>> Start Records for this exercise
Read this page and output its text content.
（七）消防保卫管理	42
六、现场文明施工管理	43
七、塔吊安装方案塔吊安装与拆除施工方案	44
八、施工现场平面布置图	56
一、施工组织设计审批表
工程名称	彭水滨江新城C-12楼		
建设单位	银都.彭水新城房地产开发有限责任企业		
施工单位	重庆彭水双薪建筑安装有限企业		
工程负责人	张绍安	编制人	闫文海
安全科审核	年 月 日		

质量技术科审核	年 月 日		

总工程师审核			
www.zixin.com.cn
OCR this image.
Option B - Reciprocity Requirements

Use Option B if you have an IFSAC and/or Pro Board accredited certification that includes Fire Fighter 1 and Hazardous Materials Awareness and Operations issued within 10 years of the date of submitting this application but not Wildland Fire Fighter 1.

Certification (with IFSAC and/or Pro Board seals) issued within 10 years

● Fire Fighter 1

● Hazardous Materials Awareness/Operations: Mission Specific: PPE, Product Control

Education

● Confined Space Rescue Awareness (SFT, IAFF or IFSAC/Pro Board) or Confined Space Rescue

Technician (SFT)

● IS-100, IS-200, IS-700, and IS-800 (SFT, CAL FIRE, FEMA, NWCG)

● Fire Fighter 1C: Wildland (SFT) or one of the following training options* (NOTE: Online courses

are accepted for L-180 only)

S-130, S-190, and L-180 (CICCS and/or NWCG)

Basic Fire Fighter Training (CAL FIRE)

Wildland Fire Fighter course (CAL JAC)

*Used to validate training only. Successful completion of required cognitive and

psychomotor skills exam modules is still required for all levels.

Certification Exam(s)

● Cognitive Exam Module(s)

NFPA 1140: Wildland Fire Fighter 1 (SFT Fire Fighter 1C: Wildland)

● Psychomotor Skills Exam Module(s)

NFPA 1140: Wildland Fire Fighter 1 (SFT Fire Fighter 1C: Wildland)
>> End Records for this exercise
**Exercise task**
Copy out every line of the data above, exactly as given.

**Written reply**
Read this page and output its text content.
（七）消防保卫管理	42
六、现场文明施工管理	43
七、塔吊安装方案塔吊安装与拆除施工方案	44
八、施工现场平面布置图	56
一、施工组织设计审批表
工程名称	彭水滨江新城C-12楼		
建设单位	银都.彭水新城房地产开发有限责任企业		
施工单位	重庆彭水双薪建筑安装有限企业		
工程负责人	张绍安	编制人	闫文海
安全科审核	年 月 日		

质量技术科审核	年 月 日		

总工程师审核			
www.zixin.com.cn
OCR this image.
Option B - Reciprocity Requirements

Use Option B if you have an IFSAC and/or Pro Board accredited certification that includes Fire Fighter 1 and Hazardous Materials Awareness and Operations issued within 10 years of the date of submitting this application but not Wildland Fire Fighter 1.

Certification (with IFSAC and/or Pro Board seals) issued within 10 years

● Fire Fighter 1

● Hazardous Materials Awareness/Operations: Mission Specific: PPE, Product Control

Education

● Confined Space Rescue Awareness (SFT, IAFF or IFSAC/Pro Board) or Confined Space Rescue

Technician (SFT)

● IS-100, IS-200, IS-700, and IS-800 (SFT, CAL FIRE, FEMA, NWCG)

● Fire Fighter 1C: Wildland (SFT) or one of the following training options* (NOTE: Online courses

are accepted for L-180 only)

S-130, S-190, and L-180 (CICCS and/or NWCG)

Basic Fire Fighter Training (CAL FIRE)

Wildland Fire Fighter course (CAL JAC)

*Used to validate training only. Successful completion of required cognitive and

psychomotor skills exam modules is still required for all levels.

Certification Exam(s)

● Cognitive Exam Module(s)

NFPA 1140: Wildland Fire Fighter 1 (SFT Fire Fighter 1C: Wildland)

● Psychomotor Skills Exam Module(s)

NFPA 1140: Wildland Fire Fighter 1 (SFT Fire Fighter 1C: Wildland)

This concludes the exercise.